Exercise details
The entries below should be quoted exactly, with no pictures carried over.
# START OF Record list
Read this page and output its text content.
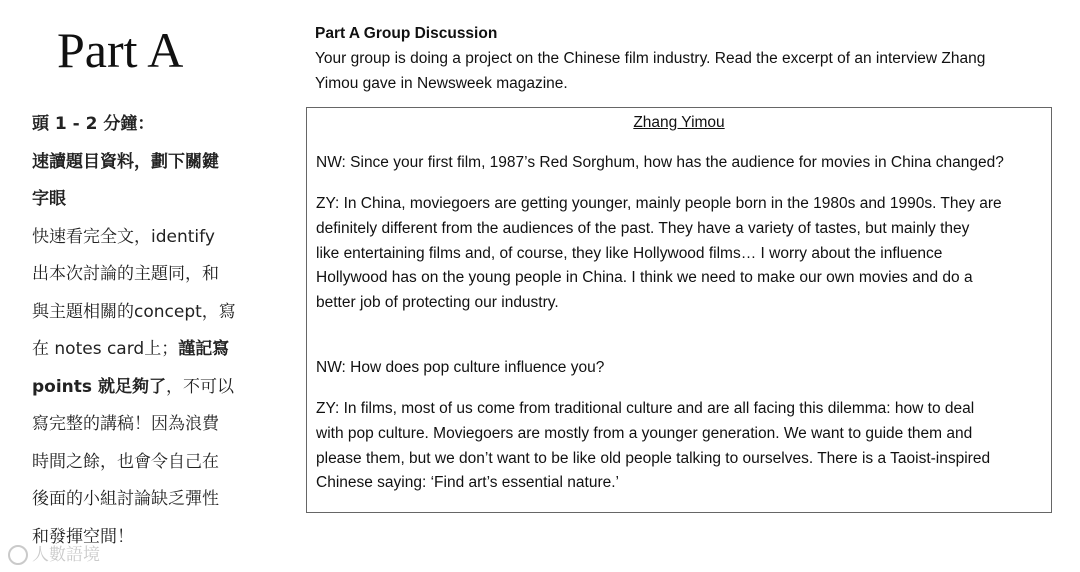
Part A
頭 1 - 2 分鐘：
速讀題目資料，劃下關鍵
字眼
快速看完全文，identify
出本次討論的主題同，和
與主題相關的concept，寫
在 notes card上；謹記寫
points 就足夠了，不可以
寫完整的講稿！因為浪費
時間之餘，也會令自己在
後面的小組討論缺乏彈性
和發揮空間！
Part A Group Discussion
Your group is doing a project on the Chinese film industry. Read the excerpt of an interview Zhang
Yimou gave in Newsweek magazine.
Zhang Yimou
NW: Since your first film, 1987’s Red Sorghum, how has the audience for movies in China changed?
ZY: In China, moviegoers are getting younger, mainly people born in the 1980s and 1990s. They are
definitely different from the audiences of the past. They have a variety of tastes, but mainly they
like entertaining films and, of course, they like Hollywood films… I worry about the influence
Hollywood has on the young people in China. I think we need to make our own movies and do a
better job of protecting our industry.
NW: How does pop culture influence you?
ZY: In films, most of us come from traditional culture and are all facing this dilemma: how to deal
with pop culture. Moviegoers are mostly from a younger generation. We want to guide them and
please them, but we don’t want to be like old people talking to ourselves. There is a Taoist-inspired
Chinese saying: ‘Find art’s essential nature.’
人數語境
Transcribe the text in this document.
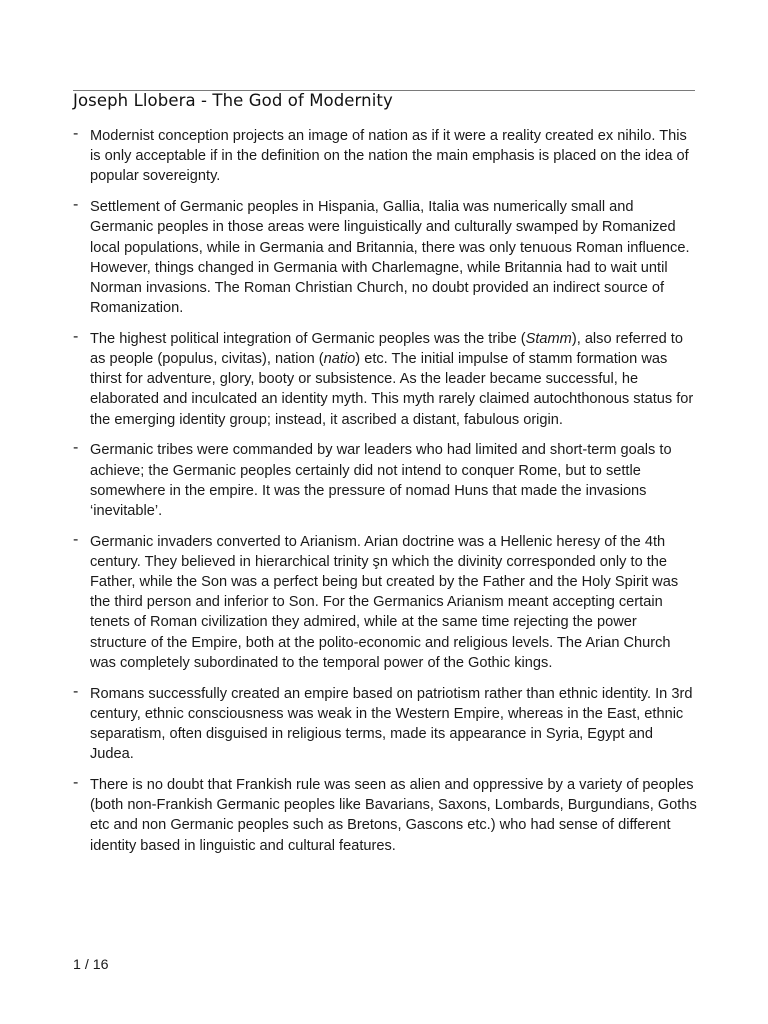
Joseph Llobera - The God of Modernity
- Modernist conception projects an image of nation as if it were a reality created ex nihilo. This is only acceptable if in the definition on the nation the main emphasis is placed on the idea of popular sovereignty.
- Settlement of Germanic peoples in Hispania, Gallia, Italia was numerically small and Germanic peoples in those areas were linguistically and culturally swamped by Romanized local populations, while in Germania and Britannia, there was only tenuous Roman influence. However, things changed in Germania with Charlemagne, while Britannia had to wait until Norman invasions. The Roman Christian Church, no doubt provided an indirect source of Romanization.
- The highest political integration of Germanic peoples was the tribe (Stamm), also referred to as people (populus, civitas), nation (natio) etc. The initial impulse of stamm formation was thirst for adventure, glory, booty or subsistence. As the leader became successful, he elaborated and inculcated an identity myth. This myth rarely claimed autochthonous status for the emerging identity group; instead, it ascribed a distant, fabulous origin.
- Germanic tribes were commanded by war leaders who had limited and short-term goals to achieve; the Germanic peoples certainly did not intend to conquer Rome, but to settle somewhere in the empire. It was the pressure of nomad Huns that made the invasions ‘inevitable’.
- Germanic invaders converted to Arianism. Arian doctrine was a Hellenic heresy of the 4th century. They believed in hierarchical trinity şn which the divinity corresponded only to the Father, while the Son was a perfect being but created by the Father and the Holy Spirit was the third person and inferior to Son. For the Germanics Arianism meant accepting certain tenets of Roman civilization they admired, while at the same time rejecting the power structure of the Empire, both at the polito-economic and religious levels. The Arian Church was completely subordinated to the temporal power of the Gothic kings.
- Romans successfully created an empire based on patriotism rather than ethnic identity. In 3rd century, ethnic consciousness was weak in the Western Empire, whereas in the East, ethnic separatism, often disguised in religious terms, made its appearance in Syria, Egypt and Judea.
- There is no doubt that Frankish rule was seen as alien and oppressive by a variety of peoples (both non-Frankish Germanic peoples like Bavarians, Saxons, Lombards, Burgundians, Goths etc and non Germanic peoples such as Bretons, Gascons etc.) who had sense of different identity based in linguistic and cultural features.
1 / 16
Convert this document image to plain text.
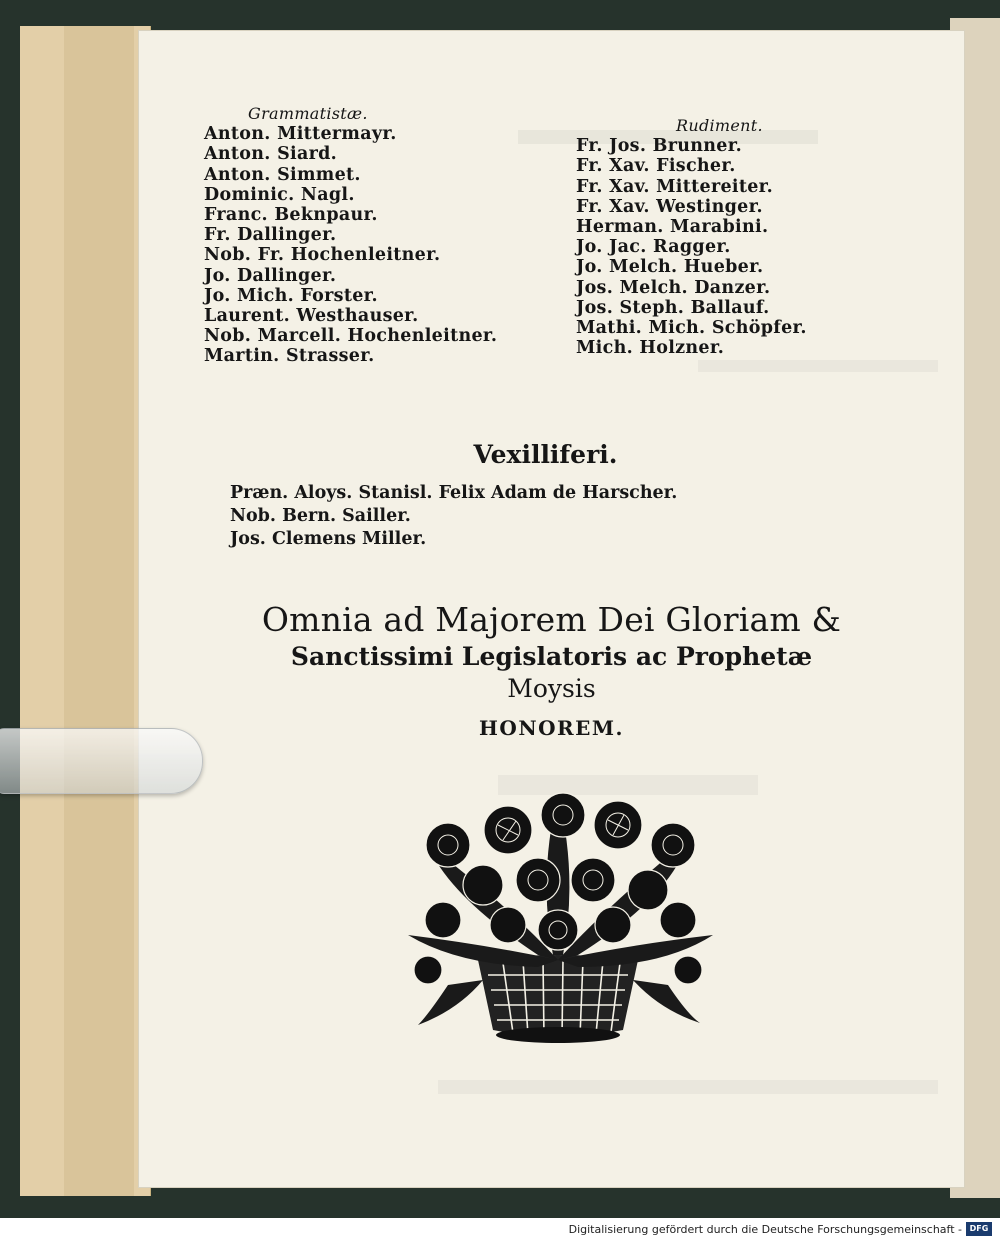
Grammatistæ.
Anton. Mittermayr.
Anton. Siard.
Anton. Simmet.
Dominic. Nagl.
Franc. Beknpaur.
Fr. Dallinger.
Nob. Fr. Hochenleitner.
Jo. Dallinger.
Jo. Mich. Forster.
Laurent. Westhauser.
Nob. Marcell. Hochenleitner.
Martin. Strasser.
Rudiment.
Fr. Jos. Brunner.
Fr. Xav. Fischer.
Fr. Xav. Mittereiter.
Fr. Xav. Westinger.
Herman. Marabini.
Jo. Jac. Ragger.
Jo. Melch. Hueber.
Jos. Melch. Danzer.
Jos. Steph. Ballauf.
Mathi. Mich. Schöpfer.
Mich. Holzner.
Vexilliferi.
Præn. Aloys. Stanisl. Felix Adam de Harscher.
Nob. Bern. Sailler.
Jos. Clemens Miller.
Omnia ad Majorem Dei Gloriam &
Sanctissimi Legislatoris ac Prophetæ
Moysis
HONOREM.
Digitalisierung gefördert durch die Deutsche Forschungsgemeinschaft - DFG
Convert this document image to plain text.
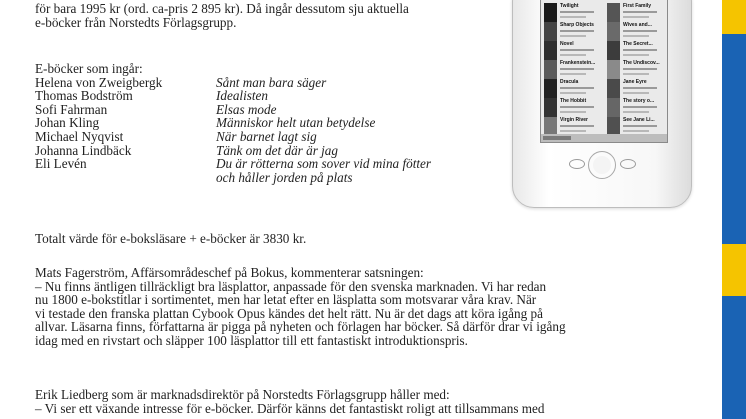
för bara 1995 kr (ord. ca-pris 2 895 kr). Då ingår dessutom sju aktuella
e-böcker från Norstedts Förlagsgrupp.
E-böcker som ingår:
Helena von Zweigbergk	Sånt man bara säger
Thomas Bodström	Idealisten
Sofi Fahrman	Elsas mode
Johan Kling	Människor helt utan betydelse
Michael Nyqvist	När barnet lagt sig
Johanna Lindbäck	Tänk om det där är jag
Eli Levén	Du är rötterna som sover vid mina fötter
och håller jorden på plats
Totalt värde för e-boksläsare + e-böcker är 3830 kr.
Mats Fagerström, Affärsområdeschef på Bokus, kommenterar satsningen:
– Nu finns äntligen tillräckligt bra läsplattor, anpassade för den svenska marknaden. Vi har redan
nu 1800 e-bokstitlar i sortimentet, men har letat efter en läsplatta som motsvarar våra krav. När
vi testade den franska plattan Cybook Opus kändes det helt rätt. Nu är det dags att köra igång på
allvar. Läsarna finns, författarna är pigga på nyheten och förlagen har böcker. Så därför drar vi igång
idag med en rivstart och släpper 100 läsplattor till ett fantastiskt introduktionspris.
Erik Liedberg som är marknadsdirektör på Norstedts Förlagsgrupp håller med:
– Vi ser ett växande intresse för e-böcker. Därför känns det fantastiskt roligt att tillsammans med
Twilight	First Family
Sharp Objects	Wives and...
Novel	The Secret...
Frankenstein...	The Undiscov...
Dracula	Jane Eyre
The Hobbit	The story o...
Virgin River	See Jane Li...
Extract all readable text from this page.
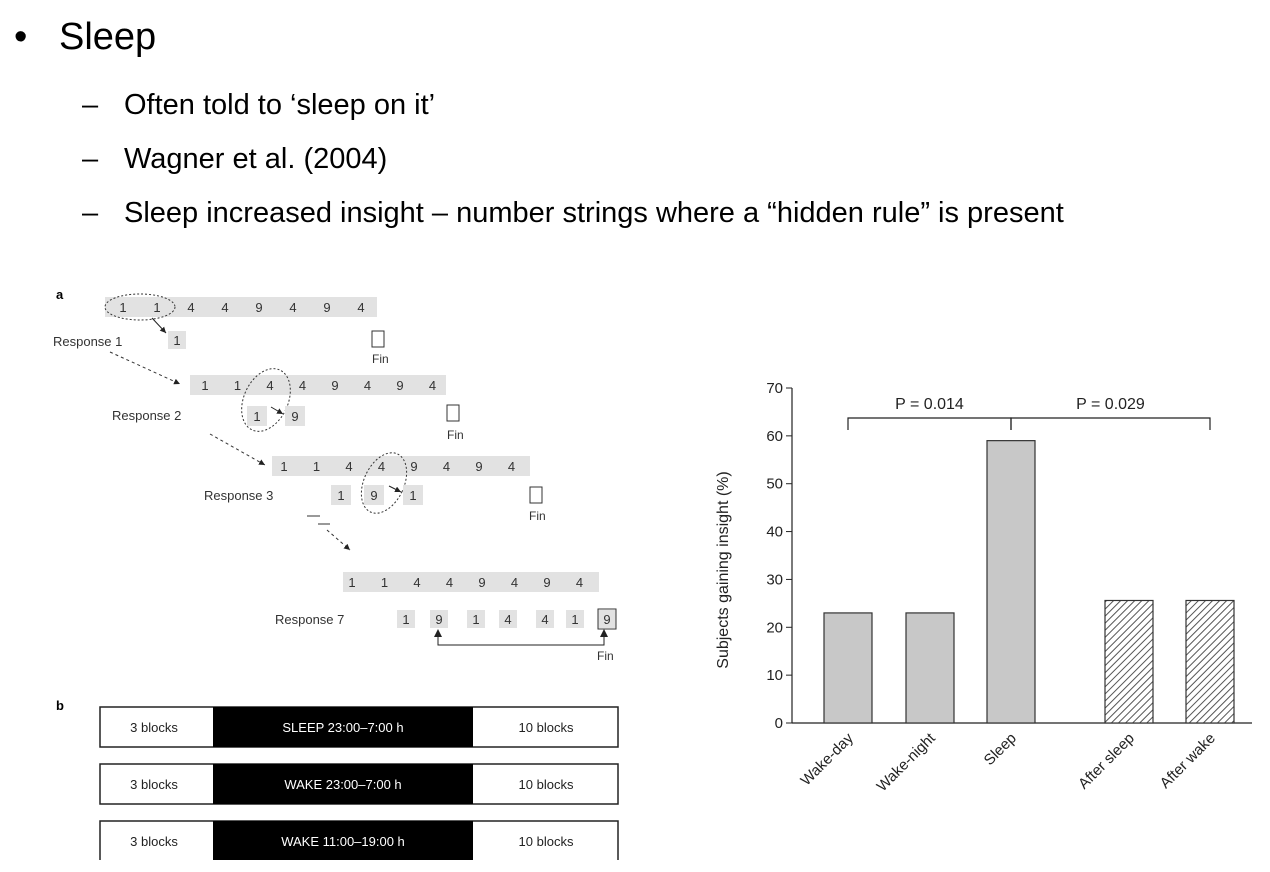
• Sleep
– Often told to ‘sleep on it’
– Wagner et al. (2004)
– Sleep increased insight – number strings where a “hidden rule” is present
a
1 1 4 4 9 4 9 4
1
Response 1
Fin
1 1 4 4 9 4 9 4
Response 2	1 9
Fin
1 1 4 4 9 4 9 4
Response 3	1 9 1
Fin
1 1 4 4 9 4 9 4
Response 7	1 9 1 4 4 1 9
Fin
b
3 blocks	SLEEP 23:00–7:00 h	10 blocks
3 blocks	WAKE 23:00–7:00 h	10 blocks
3 blocks	WAKE 11:00–19:00 h	10 blocks
Subjects gaining insight (%)
0
10
20
30
40
50
60
70
Wake-day Wake-night	Sleep	After sleep After wake
P = 0.014	P = 0.029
# END OF Record list
Task result
Read this page and output its text content.
Part A
頭 1 - 2 分鐘：
速讀題目資料，劃下關鍵
字眼
快速看完全文，identify
出本次討論的主題同，和
與主題相關的concept，寫
在 notes card上；謹記寫
points 就足夠了，不可以
寫完整的講稿！因為浪費
時間之餘，也會令自己在
後面的小組討論缺乏彈性
和發揮空間！
Part A Group Discussion
Your group is doing a project on the Chinese film industry. Read the excerpt of an interview Zhang
Yimou gave in Newsweek magazine.
Zhang Yimou
NW: Since your first film, 1987’s Red Sorghum, how has the audience for movies in China changed?
ZY: In China, moviegoers are getting younger, mainly people born in the 1980s and 1990s. They are
definitely different from the audiences of the past. They have a variety of tastes, but mainly they
like entertaining films and, of course, they like Hollywood films… I worry about the influence
Hollywood has on the young people in China. I think we need to make our own movies and do a
better job of protecting our industry.
NW: How does pop culture influence you?
ZY: In films, most of us come from traditional culture and are all facing this dilemma: how to deal
with pop culture. Moviegoers are mostly from a younger generation. We want to guide them and
please them, but we don’t want to be like old people talking to ourselves. There is a Taoist-inspired
Chinese saying: ‘Find art’s essential nature.’
人數語境
Transcribe the text in this document.
Joseph Llobera - The God of Modernity
- Modernist conception projects an image of nation as if it were a reality created ex nihilo. This is only acceptable if in the definition on the nation the main emphasis is placed on the idea of popular sovereignty.
- Settlement of Germanic peoples in Hispania, Gallia, Italia was numerically small and Germanic peoples in those areas were linguistically and culturally swamped by Romanized local populations, while in Germania and Britannia, there was only tenuous Roman influence. However, things changed in Germania with Charlemagne, while Britannia had to wait until Norman invasions. The Roman Christian Church, no doubt provided an indirect source of Romanization.
- The highest political integration of Germanic peoples was the tribe (Stamm), also referred to as people (populus, civitas), nation (natio) etc. The initial impulse of stamm formation was thirst for adventure, glory, booty or subsistence. As the leader became successful, he elaborated and inculcated an identity myth. This myth rarely claimed autochthonous status for the emerging identity group; instead, it ascribed a distant, fabulous origin.
- Germanic tribes were commanded by war leaders who had limited and short-term goals to achieve; the Germanic peoples certainly did not intend to conquer Rome, but to settle somewhere in the empire. It was the pressure of nomad Huns that made the invasions ‘inevitable’.
- Germanic invaders converted to Arianism. Arian doctrine was a Hellenic heresy of the 4th century. They believed in hierarchical trinity şn which the divinity corresponded only to the Father, while the Son was a perfect being but created by the Father and the Holy Spirit was the third person and inferior to Son. For the Germanics Arianism meant accepting certain tenets of Roman civilization they admired, while at the same time rejecting the power structure of the Empire, both at the polito-economic and religious levels. The Arian Church was completely subordinated to the temporal power of the Gothic kings.
- Romans successfully created an empire based on patriotism rather than ethnic identity. In 3rd century, ethnic consciousness was weak in the Western Empire, whereas in the East, ethnic separatism, often disguised in religious terms, made its appearance in Syria, Egypt and Judea.
- There is no doubt that Frankish rule was seen as alien and oppressive by a variety of peoples (both non-Frankish Germanic peoples like Bavarians, Saxons, Lombards, Burgundians, Goths etc and non Germanic peoples such as Bretons, Gascons etc.) who had sense of different identity based in linguistic and cultural features.
1 / 16
Convert this document image to plain text.
Grammatistæ.
Anton. Mittermayr.
Anton. Siard.
Anton. Simmet.
Dominic. Nagl.
Franc. Beknpaur.
Fr. Dallinger.
Nob. Fr. Hochenleitner.
Jo. Dallinger.
Jo. Mich. Forster.
Laurent. Westhauser.
Nob. Marcell. Hochenleitner.
Martin. Strasser.
Rudiment.
Fr. Jos. Brunner.
Fr. Xav. Fischer.
Fr. Xav. Mittereiter.
Fr. Xav. Westinger.
Herman. Marabini.
Jo. Jac. Ragger.
Jo. Melch. Hueber.
Jos. Melch. Danzer.
Jos. Steph. Ballauf.
Mathi. Mich. Schöpfer.
Mich. Holzner.
Vexilliferi.
Præn. Aloys. Stanisl. Felix Adam de Harscher.
Nob. Bern. Sailler.
Jos. Clemens Miller.
Omnia ad Majorem Dei Gloriam &
Sanctissimi Legislatoris ac Prophetæ
Moysis
HONOREM.
Digitalisierung gefördert durch die Deutsche Forschungsgemeinschaft - DFG
Convert this document image to plain text.
för bara 1995 kr (ord. ca-pris 2 895 kr). Då ingår dessutom sju aktuella
e-böcker från Norstedts Förlagsgrupp.
E-böcker som ingår:
Helena von Zweigbergk	Sånt man bara säger
Thomas Bodström	Idealisten
Sofi Fahrman	Elsas mode
Johan Kling	Människor helt utan betydelse
Michael Nyqvist	När barnet lagt sig
Johanna Lindbäck	Tänk om det där är jag
Eli Levén	Du är rötterna som sover vid mina fötter
och håller jorden på plats
Totalt värde för e-boksläsare + e-böcker är 3830 kr.
Mats Fagerström, Affärsområdeschef på Bokus, kommenterar satsningen:
– Nu finns äntligen tillräckligt bra läsplattor, anpassade för den svenska marknaden. Vi har redan
nu 1800 e-bokstitlar i sortimentet, men har letat efter en läsplatta som motsvarar våra krav. När
vi testade den franska plattan Cybook Opus kändes det helt rätt. Nu är det dags att köra igång på
allvar. Läsarna finns, författarna är pigga på nyheten och förlagen har böcker. Så därför drar vi igång
idag med en rivstart och släpper 100 läsplattor till ett fantastiskt introduktionspris.
Erik Liedberg som är marknadsdirektör på Norstedts Förlagsgrupp håller med:
– Vi ser ett växande intresse för e-böcker. Därför känns det fantastiskt roligt att tillsammans med
Twilight	First Family
Sharp Objects	Wives and...
Novel	The Secret...
Frankenstein...	The Undiscov...
Dracula	Jane Eyre
The Hobbit	The story o...
Virgin River	See Jane Li...
Extract all readable text from this page.
• Sleep
– Often told to ‘sleep on it’
– Wagner et al. (2004)
– Sleep increased insight – number strings where a “hidden rule” is present
a
1 1 4 4 9 4 9 4
1
Response 1
Fin
1 1 4 4 9 4 9 4
Response 2	1 9
Fin
1 1 4 4 9 4 9 4
Response 3	1 9 1
Fin
1 1 4 4 9 4 9 4
Response 7	1 9 1 4 4 1 9
Fin
b
3 blocks	SLEEP 23:00–7:00 h	10 blocks
3 blocks	WAKE 23:00–7:00 h	10 blocks
3 blocks	WAKE 11:00–19:00 h	10 blocks
Subjects gaining insight (%)
0
10
20
30
40
50
60
70
Wake-day Wake-night	Sleep	After sleep After wake
P = 0.014	P = 0.029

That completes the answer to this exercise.